> **REQUIRED TASK**:
Spot each line that carries the word "Return"; copy those lines.

Dataset items:
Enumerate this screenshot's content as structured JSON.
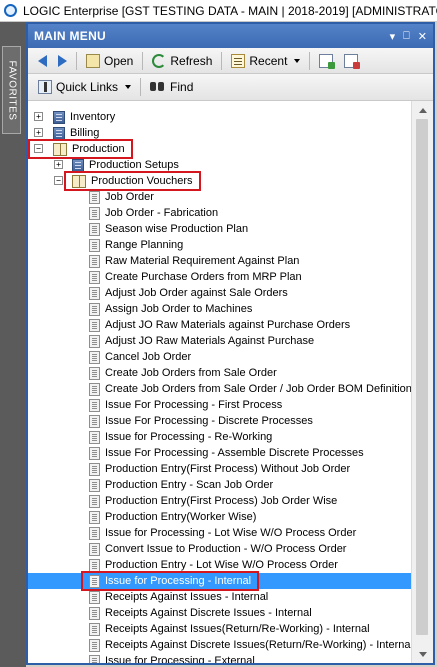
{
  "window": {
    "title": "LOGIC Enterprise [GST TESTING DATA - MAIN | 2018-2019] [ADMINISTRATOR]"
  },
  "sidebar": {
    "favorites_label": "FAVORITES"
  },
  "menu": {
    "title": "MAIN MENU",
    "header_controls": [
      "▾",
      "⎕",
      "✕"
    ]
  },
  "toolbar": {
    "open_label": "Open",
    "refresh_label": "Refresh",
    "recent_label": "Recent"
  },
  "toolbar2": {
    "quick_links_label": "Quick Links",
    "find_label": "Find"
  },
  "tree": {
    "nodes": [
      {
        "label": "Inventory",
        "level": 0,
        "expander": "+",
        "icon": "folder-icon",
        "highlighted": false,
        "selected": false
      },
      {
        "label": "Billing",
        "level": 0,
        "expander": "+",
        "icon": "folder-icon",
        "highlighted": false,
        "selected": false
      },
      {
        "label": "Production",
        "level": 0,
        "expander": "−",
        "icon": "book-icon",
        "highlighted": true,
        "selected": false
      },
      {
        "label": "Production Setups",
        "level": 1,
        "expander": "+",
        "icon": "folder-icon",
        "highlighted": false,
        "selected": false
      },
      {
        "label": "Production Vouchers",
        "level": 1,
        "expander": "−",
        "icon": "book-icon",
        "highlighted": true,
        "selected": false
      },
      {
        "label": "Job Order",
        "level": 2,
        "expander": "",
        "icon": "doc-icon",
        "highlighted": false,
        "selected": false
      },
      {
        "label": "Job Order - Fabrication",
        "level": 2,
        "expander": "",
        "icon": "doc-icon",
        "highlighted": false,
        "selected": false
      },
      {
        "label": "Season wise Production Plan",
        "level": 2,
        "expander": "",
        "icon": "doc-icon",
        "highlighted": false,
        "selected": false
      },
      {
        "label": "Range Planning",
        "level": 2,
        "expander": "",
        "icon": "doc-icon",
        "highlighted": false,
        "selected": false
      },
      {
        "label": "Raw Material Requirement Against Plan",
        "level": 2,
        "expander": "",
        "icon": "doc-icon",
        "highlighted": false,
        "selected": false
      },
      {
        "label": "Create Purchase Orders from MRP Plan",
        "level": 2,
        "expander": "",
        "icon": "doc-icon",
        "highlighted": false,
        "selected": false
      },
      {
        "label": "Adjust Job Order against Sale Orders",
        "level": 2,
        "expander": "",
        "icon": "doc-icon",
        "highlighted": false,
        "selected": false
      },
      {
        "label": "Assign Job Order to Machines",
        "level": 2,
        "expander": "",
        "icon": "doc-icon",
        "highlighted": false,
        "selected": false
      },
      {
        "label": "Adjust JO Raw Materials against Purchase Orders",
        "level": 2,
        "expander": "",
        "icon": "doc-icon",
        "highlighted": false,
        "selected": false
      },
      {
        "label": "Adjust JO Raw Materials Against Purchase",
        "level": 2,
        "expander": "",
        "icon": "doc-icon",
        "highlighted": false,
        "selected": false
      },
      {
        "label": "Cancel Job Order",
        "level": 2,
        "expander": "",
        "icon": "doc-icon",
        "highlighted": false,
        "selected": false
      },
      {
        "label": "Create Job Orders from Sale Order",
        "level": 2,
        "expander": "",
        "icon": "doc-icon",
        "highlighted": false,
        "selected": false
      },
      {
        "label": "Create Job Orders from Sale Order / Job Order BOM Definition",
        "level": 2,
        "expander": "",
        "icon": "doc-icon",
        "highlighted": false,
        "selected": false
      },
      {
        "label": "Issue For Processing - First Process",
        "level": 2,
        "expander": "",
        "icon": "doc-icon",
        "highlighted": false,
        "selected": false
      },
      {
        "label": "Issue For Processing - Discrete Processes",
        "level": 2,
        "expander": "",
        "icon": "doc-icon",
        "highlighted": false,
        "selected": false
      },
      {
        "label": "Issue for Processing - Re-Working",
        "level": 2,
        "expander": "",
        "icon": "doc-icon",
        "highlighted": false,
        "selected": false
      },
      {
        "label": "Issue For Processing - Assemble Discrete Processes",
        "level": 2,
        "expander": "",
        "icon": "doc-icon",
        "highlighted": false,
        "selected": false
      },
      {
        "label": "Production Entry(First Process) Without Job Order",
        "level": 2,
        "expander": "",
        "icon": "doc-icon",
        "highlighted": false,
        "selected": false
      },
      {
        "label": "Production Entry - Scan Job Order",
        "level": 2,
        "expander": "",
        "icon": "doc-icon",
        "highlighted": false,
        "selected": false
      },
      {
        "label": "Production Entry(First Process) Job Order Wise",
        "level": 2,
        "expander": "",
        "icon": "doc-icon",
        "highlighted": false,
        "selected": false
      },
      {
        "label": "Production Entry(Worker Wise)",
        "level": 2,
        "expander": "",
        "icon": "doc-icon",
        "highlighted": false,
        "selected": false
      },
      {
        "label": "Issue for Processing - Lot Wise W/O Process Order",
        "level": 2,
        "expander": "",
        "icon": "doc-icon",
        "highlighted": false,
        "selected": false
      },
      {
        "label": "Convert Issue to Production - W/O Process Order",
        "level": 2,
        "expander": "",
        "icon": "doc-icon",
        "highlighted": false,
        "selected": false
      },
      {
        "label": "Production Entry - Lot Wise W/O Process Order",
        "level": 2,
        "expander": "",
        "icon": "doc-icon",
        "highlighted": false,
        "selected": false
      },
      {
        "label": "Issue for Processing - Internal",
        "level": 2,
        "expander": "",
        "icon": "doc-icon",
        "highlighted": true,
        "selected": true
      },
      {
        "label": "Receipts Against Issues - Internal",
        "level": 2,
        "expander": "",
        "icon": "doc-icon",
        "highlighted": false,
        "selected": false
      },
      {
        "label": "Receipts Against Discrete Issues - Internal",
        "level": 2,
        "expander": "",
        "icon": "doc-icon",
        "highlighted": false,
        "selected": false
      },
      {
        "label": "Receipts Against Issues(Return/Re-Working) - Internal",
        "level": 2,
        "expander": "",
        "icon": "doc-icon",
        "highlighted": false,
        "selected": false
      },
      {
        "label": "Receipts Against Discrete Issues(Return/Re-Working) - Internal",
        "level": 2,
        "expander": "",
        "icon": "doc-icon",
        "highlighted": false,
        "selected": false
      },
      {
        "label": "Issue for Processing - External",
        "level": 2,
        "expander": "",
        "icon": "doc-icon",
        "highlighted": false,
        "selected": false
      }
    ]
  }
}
--
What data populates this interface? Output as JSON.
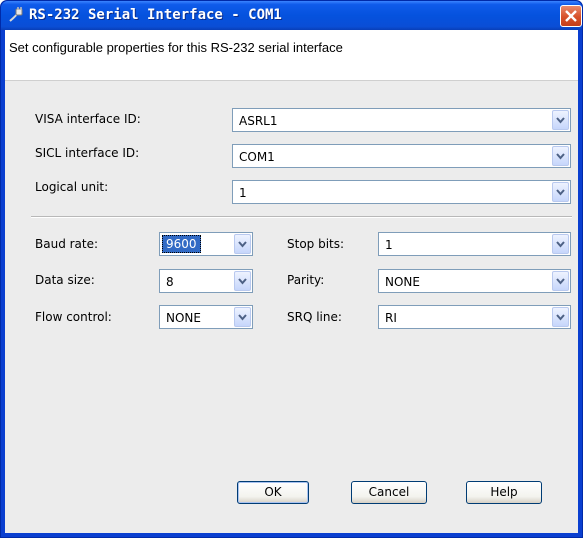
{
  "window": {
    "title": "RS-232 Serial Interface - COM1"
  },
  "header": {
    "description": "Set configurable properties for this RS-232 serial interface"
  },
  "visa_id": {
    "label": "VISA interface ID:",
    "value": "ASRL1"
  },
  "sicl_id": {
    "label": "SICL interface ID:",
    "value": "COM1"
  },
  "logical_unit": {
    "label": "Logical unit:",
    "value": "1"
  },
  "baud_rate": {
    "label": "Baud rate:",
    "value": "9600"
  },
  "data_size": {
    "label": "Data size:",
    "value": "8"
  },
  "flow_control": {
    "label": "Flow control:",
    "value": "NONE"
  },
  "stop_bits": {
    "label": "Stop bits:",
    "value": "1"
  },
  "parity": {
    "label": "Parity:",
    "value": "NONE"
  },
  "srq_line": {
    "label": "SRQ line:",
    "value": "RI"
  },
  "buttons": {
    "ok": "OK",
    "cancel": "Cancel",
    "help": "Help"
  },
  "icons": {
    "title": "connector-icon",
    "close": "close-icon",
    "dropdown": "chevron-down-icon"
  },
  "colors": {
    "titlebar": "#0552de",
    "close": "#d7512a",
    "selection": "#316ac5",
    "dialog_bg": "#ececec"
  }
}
==
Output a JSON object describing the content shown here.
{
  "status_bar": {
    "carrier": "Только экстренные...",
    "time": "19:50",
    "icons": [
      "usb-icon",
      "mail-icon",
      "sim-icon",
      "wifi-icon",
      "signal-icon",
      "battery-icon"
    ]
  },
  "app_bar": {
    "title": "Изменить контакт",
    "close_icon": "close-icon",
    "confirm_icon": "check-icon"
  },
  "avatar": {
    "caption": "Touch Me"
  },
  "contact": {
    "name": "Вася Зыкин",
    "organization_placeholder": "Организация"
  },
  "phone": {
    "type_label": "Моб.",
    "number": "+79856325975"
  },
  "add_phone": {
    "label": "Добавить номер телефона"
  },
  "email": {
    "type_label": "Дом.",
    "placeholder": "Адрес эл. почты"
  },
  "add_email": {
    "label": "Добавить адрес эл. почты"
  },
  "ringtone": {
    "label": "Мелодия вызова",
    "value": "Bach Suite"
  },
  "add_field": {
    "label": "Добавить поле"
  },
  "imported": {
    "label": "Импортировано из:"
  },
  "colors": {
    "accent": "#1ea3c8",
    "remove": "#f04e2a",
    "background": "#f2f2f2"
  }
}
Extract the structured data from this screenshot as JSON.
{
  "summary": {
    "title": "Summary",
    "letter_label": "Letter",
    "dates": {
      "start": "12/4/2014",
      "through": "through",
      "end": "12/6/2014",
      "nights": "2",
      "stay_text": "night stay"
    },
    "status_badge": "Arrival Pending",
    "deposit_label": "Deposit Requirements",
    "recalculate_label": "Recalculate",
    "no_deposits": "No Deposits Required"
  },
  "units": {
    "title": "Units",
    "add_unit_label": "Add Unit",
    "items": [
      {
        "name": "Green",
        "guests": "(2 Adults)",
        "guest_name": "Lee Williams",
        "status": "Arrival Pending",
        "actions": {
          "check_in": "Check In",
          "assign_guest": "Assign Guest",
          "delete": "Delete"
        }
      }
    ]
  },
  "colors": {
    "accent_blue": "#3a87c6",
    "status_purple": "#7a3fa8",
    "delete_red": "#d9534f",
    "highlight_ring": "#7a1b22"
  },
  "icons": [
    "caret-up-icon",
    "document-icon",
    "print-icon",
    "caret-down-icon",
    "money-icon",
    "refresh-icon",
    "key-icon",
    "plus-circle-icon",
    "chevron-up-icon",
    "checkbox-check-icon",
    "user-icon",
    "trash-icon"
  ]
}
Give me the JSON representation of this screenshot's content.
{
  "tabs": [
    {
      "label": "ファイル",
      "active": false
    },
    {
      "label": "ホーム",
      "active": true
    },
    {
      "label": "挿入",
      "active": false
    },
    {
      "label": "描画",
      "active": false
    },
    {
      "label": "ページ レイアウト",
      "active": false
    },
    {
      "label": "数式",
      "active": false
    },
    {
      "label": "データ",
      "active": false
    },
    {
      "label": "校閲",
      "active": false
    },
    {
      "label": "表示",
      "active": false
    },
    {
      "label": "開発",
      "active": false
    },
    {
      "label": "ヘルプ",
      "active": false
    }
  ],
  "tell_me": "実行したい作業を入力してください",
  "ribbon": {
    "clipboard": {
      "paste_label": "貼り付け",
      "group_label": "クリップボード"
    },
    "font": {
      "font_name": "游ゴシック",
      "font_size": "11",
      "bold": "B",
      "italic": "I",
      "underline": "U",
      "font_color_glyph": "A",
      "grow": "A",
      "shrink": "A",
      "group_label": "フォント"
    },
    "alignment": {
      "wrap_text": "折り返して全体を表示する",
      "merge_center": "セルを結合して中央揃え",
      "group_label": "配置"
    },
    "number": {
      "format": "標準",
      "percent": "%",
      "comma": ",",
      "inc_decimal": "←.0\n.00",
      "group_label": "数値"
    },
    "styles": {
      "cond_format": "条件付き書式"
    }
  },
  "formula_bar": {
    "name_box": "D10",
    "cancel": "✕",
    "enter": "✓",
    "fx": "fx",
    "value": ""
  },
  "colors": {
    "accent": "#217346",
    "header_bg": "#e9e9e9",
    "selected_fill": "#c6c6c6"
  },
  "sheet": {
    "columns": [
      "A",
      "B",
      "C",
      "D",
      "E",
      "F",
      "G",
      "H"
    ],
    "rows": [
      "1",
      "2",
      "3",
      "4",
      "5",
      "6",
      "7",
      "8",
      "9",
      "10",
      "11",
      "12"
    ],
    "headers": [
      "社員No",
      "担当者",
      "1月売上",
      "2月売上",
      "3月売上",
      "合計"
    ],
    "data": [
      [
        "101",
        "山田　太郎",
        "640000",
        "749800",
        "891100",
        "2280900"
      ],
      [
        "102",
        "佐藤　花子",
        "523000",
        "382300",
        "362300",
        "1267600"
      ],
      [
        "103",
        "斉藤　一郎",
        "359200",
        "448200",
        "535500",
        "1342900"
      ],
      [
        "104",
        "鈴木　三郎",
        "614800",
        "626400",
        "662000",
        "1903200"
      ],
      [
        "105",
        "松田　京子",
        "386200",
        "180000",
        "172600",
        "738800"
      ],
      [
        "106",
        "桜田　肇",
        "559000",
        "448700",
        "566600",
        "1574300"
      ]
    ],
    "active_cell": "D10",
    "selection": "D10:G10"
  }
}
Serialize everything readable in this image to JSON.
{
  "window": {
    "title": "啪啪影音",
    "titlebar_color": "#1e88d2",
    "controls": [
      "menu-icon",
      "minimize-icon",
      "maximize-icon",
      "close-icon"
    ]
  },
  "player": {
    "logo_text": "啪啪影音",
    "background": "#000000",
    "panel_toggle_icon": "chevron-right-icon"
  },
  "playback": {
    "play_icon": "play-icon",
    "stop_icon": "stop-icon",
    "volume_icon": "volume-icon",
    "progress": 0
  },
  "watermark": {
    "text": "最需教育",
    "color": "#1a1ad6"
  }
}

> **RESPONSE FOR THIS EXERCISE**:
        "label": "Receipts Against Issues(Return/Re-Working) - Internal",
        "label": "Receipts Against Discrete Issues(Return/Re-Working) - Internal",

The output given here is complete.